YOUR GOAL: Go through the records and extract every line with the word "avons".

---------- RECORDS PROVIDED

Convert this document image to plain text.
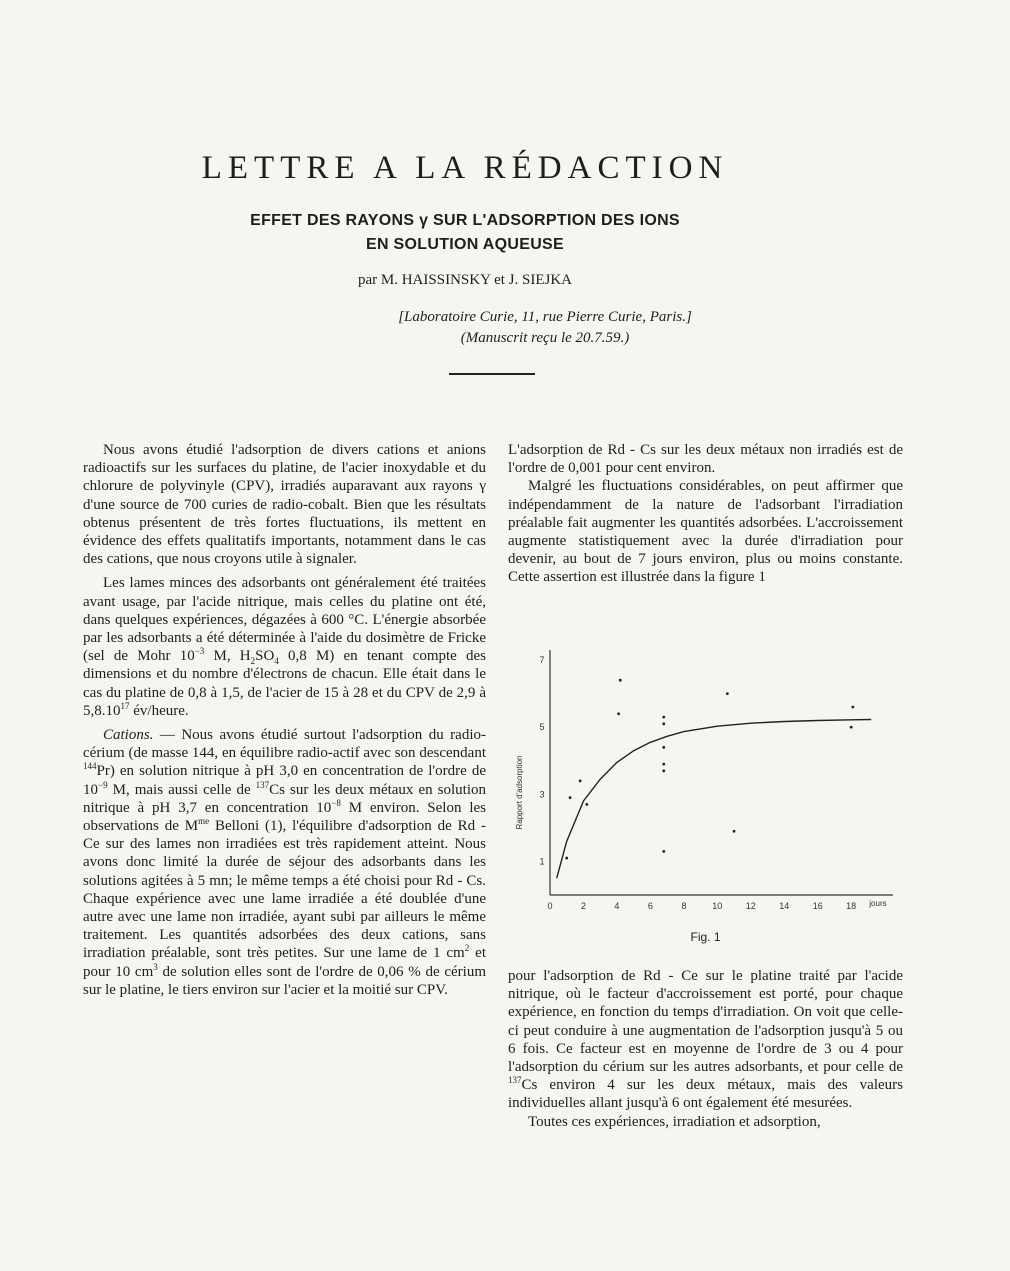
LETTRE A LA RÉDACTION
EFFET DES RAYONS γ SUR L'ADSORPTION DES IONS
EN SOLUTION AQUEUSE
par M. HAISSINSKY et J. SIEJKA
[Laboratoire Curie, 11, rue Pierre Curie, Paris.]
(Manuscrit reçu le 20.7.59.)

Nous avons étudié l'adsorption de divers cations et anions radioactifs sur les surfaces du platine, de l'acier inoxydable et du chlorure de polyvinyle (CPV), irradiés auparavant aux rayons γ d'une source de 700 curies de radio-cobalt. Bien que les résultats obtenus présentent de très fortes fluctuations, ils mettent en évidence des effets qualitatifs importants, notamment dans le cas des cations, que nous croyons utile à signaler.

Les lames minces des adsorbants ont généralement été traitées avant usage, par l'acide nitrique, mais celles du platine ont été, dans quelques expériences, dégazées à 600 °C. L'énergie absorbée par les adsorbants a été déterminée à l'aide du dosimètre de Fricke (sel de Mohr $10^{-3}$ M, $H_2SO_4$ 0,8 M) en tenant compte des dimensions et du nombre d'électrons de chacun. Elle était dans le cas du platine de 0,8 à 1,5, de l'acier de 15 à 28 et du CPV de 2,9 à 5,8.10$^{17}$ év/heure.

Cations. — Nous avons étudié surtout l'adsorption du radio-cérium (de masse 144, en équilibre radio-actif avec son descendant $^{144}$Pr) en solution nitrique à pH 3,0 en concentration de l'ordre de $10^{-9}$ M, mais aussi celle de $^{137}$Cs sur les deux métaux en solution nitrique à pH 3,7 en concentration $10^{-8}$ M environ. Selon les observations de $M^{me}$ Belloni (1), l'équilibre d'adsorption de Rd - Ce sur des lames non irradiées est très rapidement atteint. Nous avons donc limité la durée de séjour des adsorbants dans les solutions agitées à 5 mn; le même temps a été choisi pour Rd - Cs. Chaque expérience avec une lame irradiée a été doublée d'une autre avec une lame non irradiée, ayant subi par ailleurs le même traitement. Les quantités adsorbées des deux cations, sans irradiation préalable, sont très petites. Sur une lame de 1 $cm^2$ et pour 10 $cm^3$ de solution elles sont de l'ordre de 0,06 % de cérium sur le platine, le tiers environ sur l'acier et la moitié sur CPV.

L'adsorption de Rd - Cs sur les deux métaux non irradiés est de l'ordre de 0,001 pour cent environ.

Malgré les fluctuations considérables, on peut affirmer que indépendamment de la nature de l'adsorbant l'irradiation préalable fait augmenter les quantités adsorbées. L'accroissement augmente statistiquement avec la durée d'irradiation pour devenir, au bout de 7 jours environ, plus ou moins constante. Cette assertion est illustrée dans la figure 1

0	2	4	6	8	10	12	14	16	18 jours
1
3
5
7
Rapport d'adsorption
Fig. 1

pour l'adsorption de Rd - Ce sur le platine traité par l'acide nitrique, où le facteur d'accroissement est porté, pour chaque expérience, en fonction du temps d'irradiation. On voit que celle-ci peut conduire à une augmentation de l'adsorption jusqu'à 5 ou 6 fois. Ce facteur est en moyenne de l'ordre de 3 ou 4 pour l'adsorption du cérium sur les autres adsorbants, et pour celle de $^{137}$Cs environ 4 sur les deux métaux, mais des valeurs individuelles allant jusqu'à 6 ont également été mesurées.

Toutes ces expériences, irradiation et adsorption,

--------------------
---------- RECORDS PROVIDED

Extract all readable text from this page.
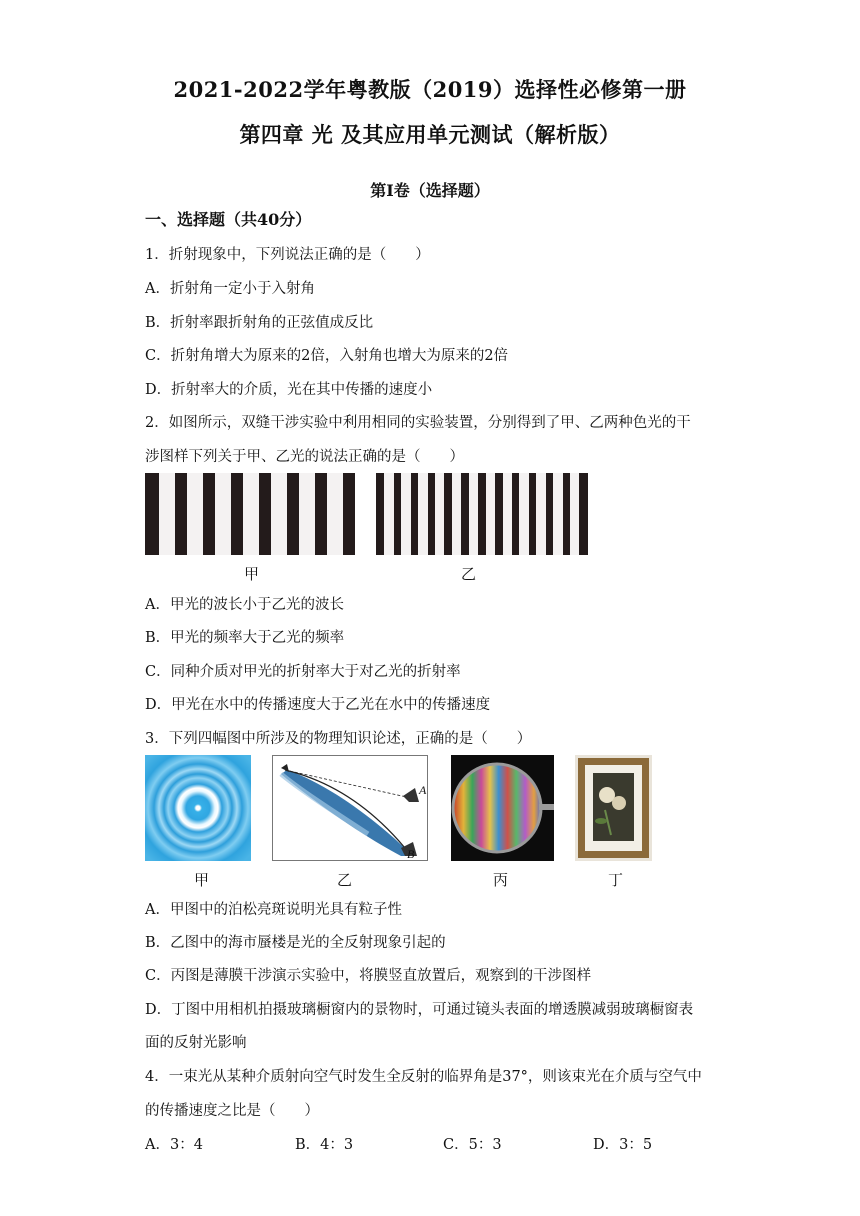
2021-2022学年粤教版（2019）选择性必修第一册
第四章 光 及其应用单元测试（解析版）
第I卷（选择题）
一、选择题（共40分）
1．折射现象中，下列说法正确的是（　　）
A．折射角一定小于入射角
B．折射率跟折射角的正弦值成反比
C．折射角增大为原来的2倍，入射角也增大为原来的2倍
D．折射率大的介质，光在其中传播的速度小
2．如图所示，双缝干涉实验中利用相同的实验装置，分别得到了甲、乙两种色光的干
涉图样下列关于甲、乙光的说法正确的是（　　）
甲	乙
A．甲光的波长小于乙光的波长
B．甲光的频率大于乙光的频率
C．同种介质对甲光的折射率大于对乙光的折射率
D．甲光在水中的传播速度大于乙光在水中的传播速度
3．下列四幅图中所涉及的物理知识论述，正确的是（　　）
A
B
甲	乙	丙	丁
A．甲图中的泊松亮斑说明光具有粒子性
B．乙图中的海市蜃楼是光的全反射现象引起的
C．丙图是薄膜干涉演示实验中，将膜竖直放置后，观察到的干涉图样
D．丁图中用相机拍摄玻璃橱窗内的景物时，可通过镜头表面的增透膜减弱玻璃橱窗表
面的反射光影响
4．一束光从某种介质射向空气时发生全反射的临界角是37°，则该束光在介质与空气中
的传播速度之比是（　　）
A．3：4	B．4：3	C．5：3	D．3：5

--------------------

WORKED SOLUTION:
Nous avons étudié l'adsorption de divers cations et anions radioactifs sur les surfaces du platine, de l'acier inoxydable et du chlorure de polyvinyle (CPV), irradiés auparavant aux rayons γ d'une source de 700 curies de radio-cobalt. Bien que les résultats obtenus présentent de très fortes fluctuations, ils mettent en évidence des effets qualitatifs importants, notamment dans le cas des cations, que nous croyons utile à signaler.
Cations. — Nous avons étudié surtout l'adsorption du radio-cérium (de masse 144, en équilibre radio-actif avec son descendant $^{144}$Pr) en solution nitrique à pH 3,0 en concentration de l'ordre de $10^{-9}$ M, mais aussi celle de $^{137}$Cs sur les deux métaux en solution nitrique à pH 3,7 en concentration $10^{-8}$ M environ. Selon les observations de $M^{me}$ Belloni (1), l'équilibre d'adsorption de Rd - Ce sur des lames non irradiées est très rapidement atteint. Nous avons donc limité la durée de séjour des adsorbants dans les solutions agitées à 5 mn; le même temps a été choisi pour Rd - Cs. Chaque expérience avec une lame irradiée a été doublée d'une autre avec une lame non irradiée, ayant subi par ailleurs le même traitement. Les quantités adsorbées des deux cations, sans irradiation préalable, sont très petites. Sur une lame de 1 $cm^2$ et pour 10 $cm^3$ de solution elles sont de l'ordre de 0,06 % de cérium sur le platine, le tiers environ sur l'acier et la moitié sur CPV.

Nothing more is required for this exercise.